-- BEGIN STORED ROWS --

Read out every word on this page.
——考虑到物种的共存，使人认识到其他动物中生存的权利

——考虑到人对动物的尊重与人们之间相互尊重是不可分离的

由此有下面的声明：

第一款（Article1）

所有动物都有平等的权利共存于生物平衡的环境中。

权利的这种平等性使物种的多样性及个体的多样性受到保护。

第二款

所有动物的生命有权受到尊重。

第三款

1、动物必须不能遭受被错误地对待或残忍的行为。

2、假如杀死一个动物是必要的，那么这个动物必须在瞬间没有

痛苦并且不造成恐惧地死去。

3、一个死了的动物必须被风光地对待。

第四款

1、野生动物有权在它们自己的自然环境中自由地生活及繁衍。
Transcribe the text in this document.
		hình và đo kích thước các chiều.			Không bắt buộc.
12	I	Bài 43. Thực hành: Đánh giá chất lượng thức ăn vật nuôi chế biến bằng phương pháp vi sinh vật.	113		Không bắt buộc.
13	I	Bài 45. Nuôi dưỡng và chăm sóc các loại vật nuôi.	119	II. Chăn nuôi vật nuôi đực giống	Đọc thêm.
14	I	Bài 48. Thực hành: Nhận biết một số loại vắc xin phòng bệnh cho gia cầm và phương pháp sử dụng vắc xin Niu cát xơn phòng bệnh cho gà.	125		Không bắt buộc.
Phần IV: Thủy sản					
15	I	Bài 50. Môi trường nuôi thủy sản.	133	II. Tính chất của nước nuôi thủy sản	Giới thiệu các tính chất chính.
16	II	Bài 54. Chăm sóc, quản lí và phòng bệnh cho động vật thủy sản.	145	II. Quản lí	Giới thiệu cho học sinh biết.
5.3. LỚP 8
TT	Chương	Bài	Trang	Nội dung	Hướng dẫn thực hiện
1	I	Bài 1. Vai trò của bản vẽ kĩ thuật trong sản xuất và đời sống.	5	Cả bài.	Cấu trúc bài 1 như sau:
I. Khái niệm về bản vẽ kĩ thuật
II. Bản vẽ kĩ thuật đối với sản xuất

-- END STORED ROWS --

PROMPT: Return the whole listing exactly.

RESULT OF THE TASK:
Read out every word on this page.
——考虑到物种的共存，使人认识到其他动物中生存的权利

——考虑到人对动物的尊重与人们之间相互尊重是不可分离的

由此有下面的声明：

第一款（Article1）

所有动物都有平等的权利共存于生物平衡的环境中。

权利的这种平等性使物种的多样性及个体的多样性受到保护。

第二款

所有动物的生命有权受到尊重。

第三款

1、动物必须不能遭受被错误地对待或残忍的行为。

2、假如杀死一个动物是必要的，那么这个动物必须在瞬间没有

痛苦并且不造成恐惧地死去。

3、一个死了的动物必须被风光地对待。

第四款

1、野生动物有权在它们自己的自然环境中自由地生活及繁衍。
Transcribe the text in this document.
		hình và đo kích thước các chiều.			Không bắt buộc.
12	I	Bài 43. Thực hành: Đánh giá chất lượng thức ăn vật nuôi chế biến bằng phương pháp vi sinh vật.	113		Không bắt buộc.
13	I	Bài 45. Nuôi dưỡng và chăm sóc các loại vật nuôi.	119	II. Chăn nuôi vật nuôi đực giống	Đọc thêm.
14	I	Bài 48. Thực hành: Nhận biết một số loại vắc xin phòng bệnh cho gia cầm và phương pháp sử dụng vắc xin Niu cát xơn phòng bệnh cho gà.	125		Không bắt buộc.
Phần IV: Thủy sản					
15	I	Bài 50. Môi trường nuôi thủy sản.	133	II. Tính chất của nước nuôi thủy sản	Giới thiệu các tính chất chính.
16	II	Bài 54. Chăm sóc, quản lí và phòng bệnh cho động vật thủy sản.	145	II. Quản lí	Giới thiệu cho học sinh biết.
5.3. LỚP 8
TT	Chương	Bài	Trang	Nội dung	Hướng dẫn thực hiện
1	I	Bài 1. Vai trò của bản vẽ kĩ thuật trong sản xuất và đời sống.	5	Cả bài.	Cấu trúc bài 1 như sau:
I. Khái niệm về bản vẽ kĩ thuật
II. Bản vẽ kĩ thuật đối với sản xuất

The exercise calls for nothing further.